§ WHAT IS REQUIRED:
Give the data below again exactly as it stands. Omit the pictures.

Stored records
--------------------------------
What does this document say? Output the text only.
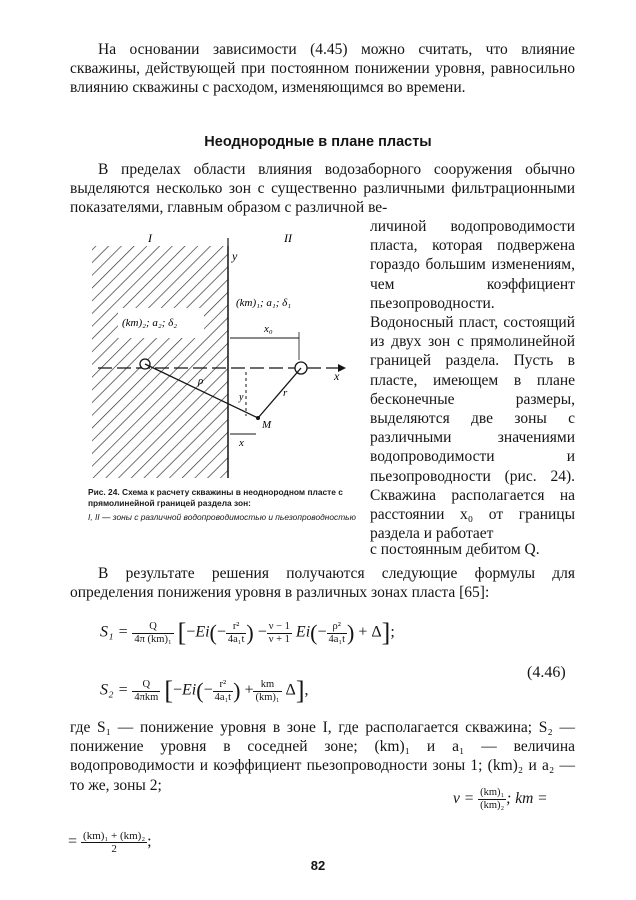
На основании зависимости (4.45) можно считать, что влияние скважины, действующей при постоянном понижении уровня, равносильно влиянию скважины с расходом, изменяющимся во времени.

Неоднородные в плане пласты

В пределах области влияния водозаборного сооружения обычно выделяются несколько зон с существенно различными фильтрационными показателями, главным образом с различной ве-

I	II
y
x
(km)₂; a₂; δ₂
(km)₁; a₁; δ₁
x₀
y
x
M
ρ
r
Рис. 24. Схема к расчету скважины в неоднородном пласте с прямолинейной границей раздела зон:
I, II — зоны с различной водопроводимостью и пьезопроводностью

личиной водопроводимости пласта, которая подвержена гораздо большим изменениям, чем коэффициент пьезопроводности. Водоносный пласт, состоящий из двух зон с прямолинейной границей раздела. Пусть в пласте, имеющем в плане бесконечные размеры, выделяются две зоны с различными значениями водопроводимости и пьезопроводности (рис. 24). Скважина располагается на расстоянии x₀ от границы раздела и работает

с постоянным дебитом Q.

В результате решения получаются следующие формулы для определения понижения уровня в различных зонах пласта [65]:

$S_1 = \frac{Q}{\text{4π (km)₁}} [-Ei(- \frac{\text{r²}}{\text{4a₁t}}$ ) − $\frac{\nu - 1}{\nu + 1} Ei(- \frac{\text{ρ²}}{\text{4a₁t}}$ ) + Δ];
(4.46)
$S_2 = \frac{Q}{\text{4πkm}} [-Ei(- \frac{\text{r²}}{\text{4a₁t}}$ ) + $\frac{km}{\text{(km)₁}} \Delta$],

где S₁ — понижение уровня в зоне I, где располагается скважина; S₂ — понижение уровня в соседней зоне; (km)₁ и a₁ — величина водопроводимости и коэффициент пьезопроводности зоны 1; (km)₂ и a₂ — то же, зоны 2;

$\nu = \frac{\text{(km)₁}}{\text{(km)₂}}$ ; km =
= $\frac{\text{(km)₁ + (km)₂}}{2}$ ;
82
--------------------------------
§ EXERCISE RESPONSE:
What does this document say? Output the text only.
На основании зависимости (4.45) можно считать, что влияние скважины, действующей при постоянном понижении уровня, равносильно влиянию скважины с расходом, изменяющимся во времени.

Неоднородные в плане пласты

В пределах области влияния водозаборного сооружения обычно выделяются несколько зон с существенно различными фильтрационными показателями, главным образом с различной ве-

I	II
y
x
(km)₂; a₂; δ₂
(km)₁; a₁; δ₁
x₀
y
x
M
ρ
r
Рис. 24. Схема к расчету скважины в неоднородном пласте с прямолинейной границей раздела зон:
I, II — зоны с различной водопроводимостью и пьезопроводностью

личиной водопроводимости пласта, которая подвержена гораздо большим изменениям, чем коэффициент пьезопроводности. Водоносный пласт, состоящий из двух зон с прямолинейной границей раздела. Пусть в пласте, имеющем в плане бесконечные размеры, выделяются две зоны с различными значениями водопроводимости и пьезопроводности (рис. 24). Скважина располагается на расстоянии x₀ от границы раздела и работает

с постоянным дебитом Q.

В результате решения получаются следующие формулы для определения понижения уровня в различных зонах пласта [65]:

$S_1 = \frac{Q}{\text{4π (km)₁}} [-Ei(- \frac{\text{r²}}{\text{4a₁t}}$ ) − $\frac{\nu - 1}{\nu + 1} Ei(- \frac{\text{ρ²}}{\text{4a₁t}}$ ) + Δ];
(4.46)
$S_2 = \frac{Q}{\text{4πkm}} [-Ei(- \frac{\text{r²}}{\text{4a₁t}}$ ) + $\frac{km}{\text{(km)₁}} \Delta$],

где S₁ — понижение уровня в зоне I, где располагается скважина; S₂ — понижение уровня в соседней зоне; (km)₁ и a₁ — величина водопроводимости и коэффициент пьезопроводности зоны 1; (km)₂ и a₂ — то же, зоны 2;

$\nu = \frac{\text{(km)₁}}{\text{(km)₂}}$ ; km =
= $\frac{\text{(km)₁ + (km)₂}}{2}$ ;
82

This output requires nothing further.